◆ **Given problem**:
Copy out each line in the material below that has the word "truyền".

◆ **Recorded information**:

========

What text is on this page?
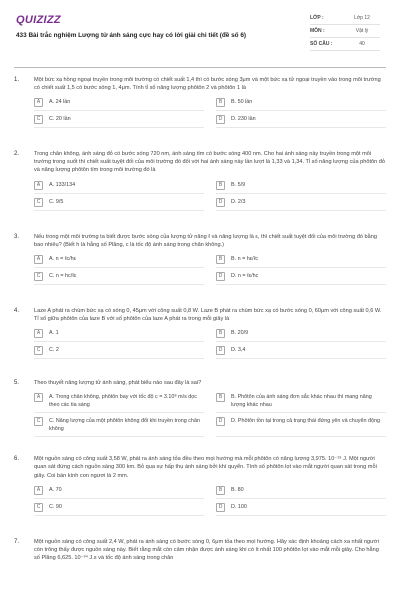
QUIZIZZ
433 Bài trắc nghiệm Lượng tử ánh sáng cực hay có lời giải chi tiết (đề số 6)
LỚP :	Lớp 12
MÔN :	Vật lý
SỐ CÂU :	40
1.	Một bức xạ hồng ngoại truyền trong môi trường có chiết suất 1,4 thì có bước sóng 3μm và một bức xạ tử ngoại truyền vào trong môi trường có chiết suất 1,5 có bước sóng 1, 4μm. Tính tỉ số năng lượng phôtôn 2 và phôtôn 1 là
A	A. 24 lần	B	B. 50 lần
C	C. 20 lần	D	D. 230 lần
2.	Trong chân không, ánh sáng đỏ có bước sóng 720 nm, ánh sáng tím có bước sóng 400 nm. Cho hai ánh sáng này truyền trong một môi trường trong suốt thì chiết suất tuyệt đối của môi trường đó đối với hai ánh sáng này lần lượt là 1,33 và 1,34. Tỉ số năng lượng của phôtôn đỏ và năng lượng phôtôn tím trong môi trường đó là
A	A. 133/134	B	B. 5/9
C	C. 9/5	D	D. 2/3
3.	Nếu trong một môi trường ta biết được bước sóng của lượng tử năng ℓ và năng lượng là ε, thì chiết suất tuyệt đối của môi trường đó bằng bao nhiêu? (Biết h là hằng số Plăng, c là tốc độ ánh sáng trong chân không.)
A	A. n = ℓc/hε	B	B. n = hε/ℓc
C	C. n = hc/ℓε	D	D. n = ℓε/hc
4.	Laze A phát ra chùm bức xạ có sóng 0, 45μm với công suất 0,8 W. Laze B phát ra chùm bức xạ có bước sóng 0, 60μm với công suất 0,6 W. Tỉ số giữa phôtôn của laze B với số phôtôn của laze A phát ra trong mỗi giây là
A	A. 1	B	B. 20/9
C	C. 2	D	D. 3,4
5.	Theo thuyết năng lượng tử ánh sáng, phát biểu nào sau đây là sai?
A	A. Trong chân không, phôtôn bay với tốc độ c = 3.10⁸ m/s dọc theo các tia sáng
B	B. Phôtôn của ánh sáng đơn sắc khác nhau thì mang năng lượng khác nhau
C	C. Năng lượng của một phôtôn không đổi khi truyền trong chân không
D	D. Phôtôn tồn tại trong cả trạng thái đứng yên và chuyển động
6.	Một nguồn sáng có công suất 3,58 W, phát ra ánh sáng tỏa đều theo mọi hướng mà mỗi phôtôn có năng lượng 3,975. 10⁻¹⁹ J. Một người quan sát đứng cách nguồn sáng 300 km. Bỏ qua sự hấp thụ ánh sáng bởi khí quyển. Tính số phôtôn lọt vào mắt người quan sát trong mỗi giây. Coi bán kính con ngươi là 2 mm.
A	A. 70	B	B. 80
C	C. 90	D	D. 100
7.	Một nguồn sáng có công suất 2,4 W, phát ra ánh sáng có bước sóng 0, 6μm tỏa theo mọi hướng. Hãy xác định khoảng cách xa nhất người còn trông thấy được nguồn sáng này. Biết rằng mắt còn cảm nhận được ánh sáng khi có ít nhất 100 phôtôn lọt vào mắt mỗi giây. Cho hằng số Plăng 6,625. 10⁻³⁴ J.s và tốc độ ánh sáng trong chân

========

◆ **Right answer**:
1.	Một bức xạ hồng ngoại truyền trong môi trường có chiết suất 1,4 thì có bước sóng 3μm và một bức xạ tử ngoại truyền vào trong môi trường có chiết suất 1,5 có bước sóng 1, 4μm. Tính tỉ số năng lượng phôtôn 2 và phôtôn 1 là
2.	Trong chân không, ánh sáng đỏ có bước sóng 720 nm, ánh sáng tím có bước sóng 400 nm. Cho hai ánh sáng này truyền trong một môi trường trong suốt thì chiết suất tuyệt đối của môi trường đó đối với hai ánh sáng này lần lượt là 1,33 và 1,34. Tỉ số năng lượng của phôtôn đỏ và năng lượng phôtôn tím trong môi trường đó là
C	C. Năng lượng của một phôtôn không đổi khi truyền trong chân không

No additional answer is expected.